Stored entries

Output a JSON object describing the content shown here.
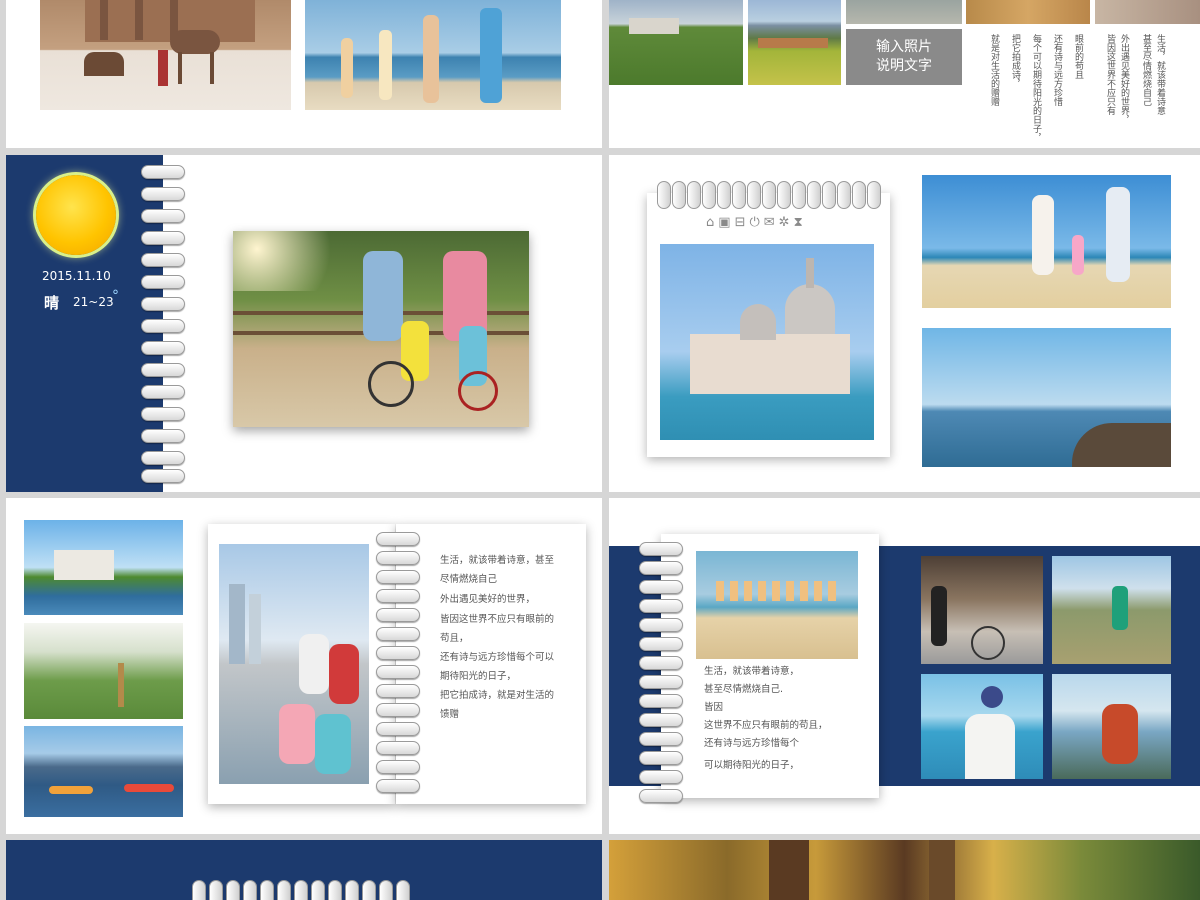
{
  "slide2": {
    "caption_box": "输入照片\n说明文字",
    "vertical_lines": [
      "生活，就该带着诗意",
      "甚至尽情燃烧自己",
      "外出遇见美好的世界，",
      "皆因这世界不应只有",
      "眼前的苟且",
      "还有诗与远方珍惜",
      "每个可以期待阳光的日子，",
      "把它拍成诗，",
      "就是对生活的赠赠"
    ]
  },
  "slide3": {
    "date": "2015.11.10",
    "weather": "晴",
    "temperature": "21~23",
    "degree_mark": "°"
  },
  "slide4": {
    "toolbar_icons": [
      "home-icon",
      "tv-icon",
      "briefcase-icon",
      "power-icon",
      "mail-icon",
      "gear-icon",
      "hourglass-icon"
    ]
  },
  "slide5": {
    "paragraphs": [
      "生活，就该带着诗意，甚至尽情燃烧自己",
      "外出遇见美好的世界，",
      "皆因这世界不应只有眼前的苟且，",
      "还有诗与远方珍惜每个可以期待阳光的日子，",
      "把它拍成诗，就是对生活的馈赠"
    ]
  },
  "slide6": {
    "lines": [
      "生活，就该带着诗意，",
      "甚至尽情燃烧自己.",
      "皆因",
      "这世界不应只有眼前的苟且，",
      "还有诗与远方珍惜每个",
      "可以期待阳光的日子，"
    ]
  },
  "colors": {
    "navy": "#1c3a6e",
    "sun": "#f7b500",
    "gray_box": "#8a8a8a"
  }
}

GOAL ->
Copy each line above where the string "甚至尽情燃烧自己" occurs.

SOLUTION FOR THIS TASK ->
      "甚至尽情燃烧自己",
      "生活，就该带着诗意，甚至尽情燃烧自己",
      "甚至尽情燃烧自己.",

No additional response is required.